- **Extracted records**:

::::::

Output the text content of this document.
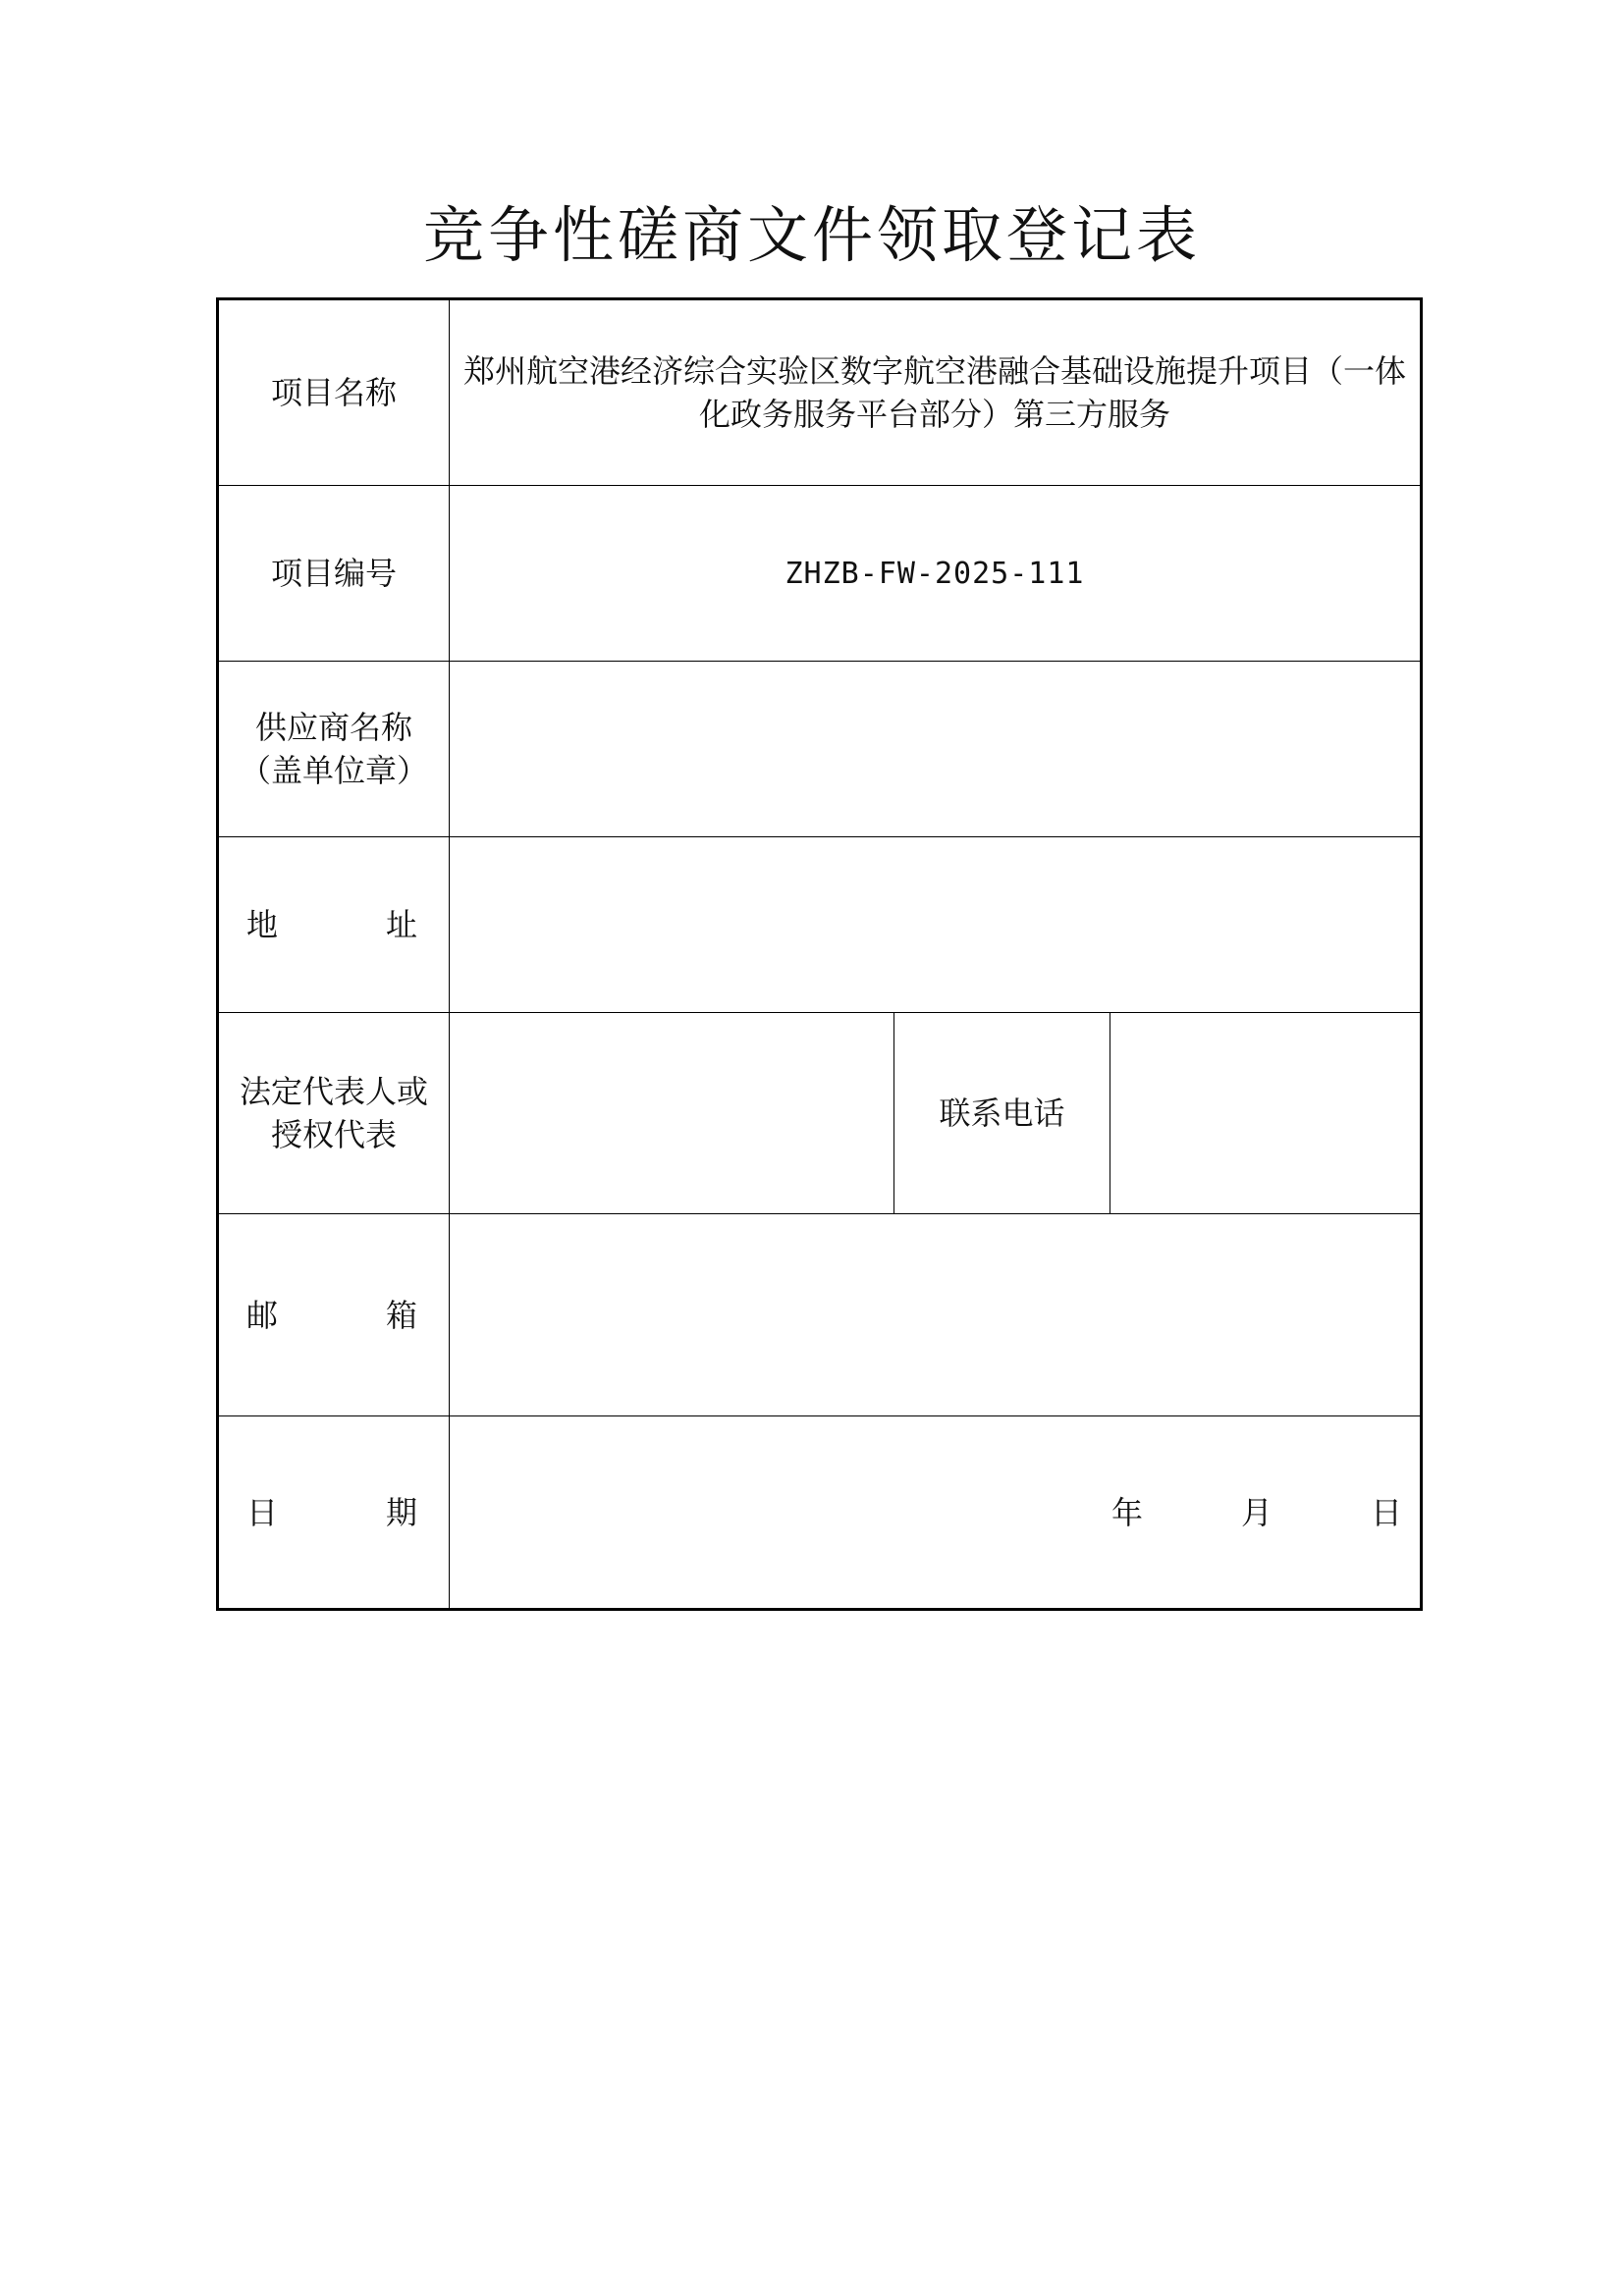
竞争性磋商文件领取登记表
项目名称	郑州航空港经济综合实验区数字航空港融合基础设施提升项目（一体化政务服务平台部分）第三方服务		
项目编号	ZHZB-FW-2025-111		

供应商名称
（盖单位章）			

地 址			

法定代表人或
授权代表		联系电话	

邮 箱			

日 期	年 月 日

::::::

- **REQUIREMENT**: Reproduce the records, all of them, word for word; omit the pictures.

- **RESULT OF THE EXERCISE**:
Output the text content of this document.
竞争性磋商文件领取登记表
项目名称	郑州航空港经济综合实验区数字航空港融合基础设施提升项目（一体化政务服务平台部分）第三方服务		
项目编号	ZHZB-FW-2025-111		

供应商名称
（盖单位章）			

地 址			

法定代表人或
授权代表		联系电话	

邮 箱			

日 期	年 月 日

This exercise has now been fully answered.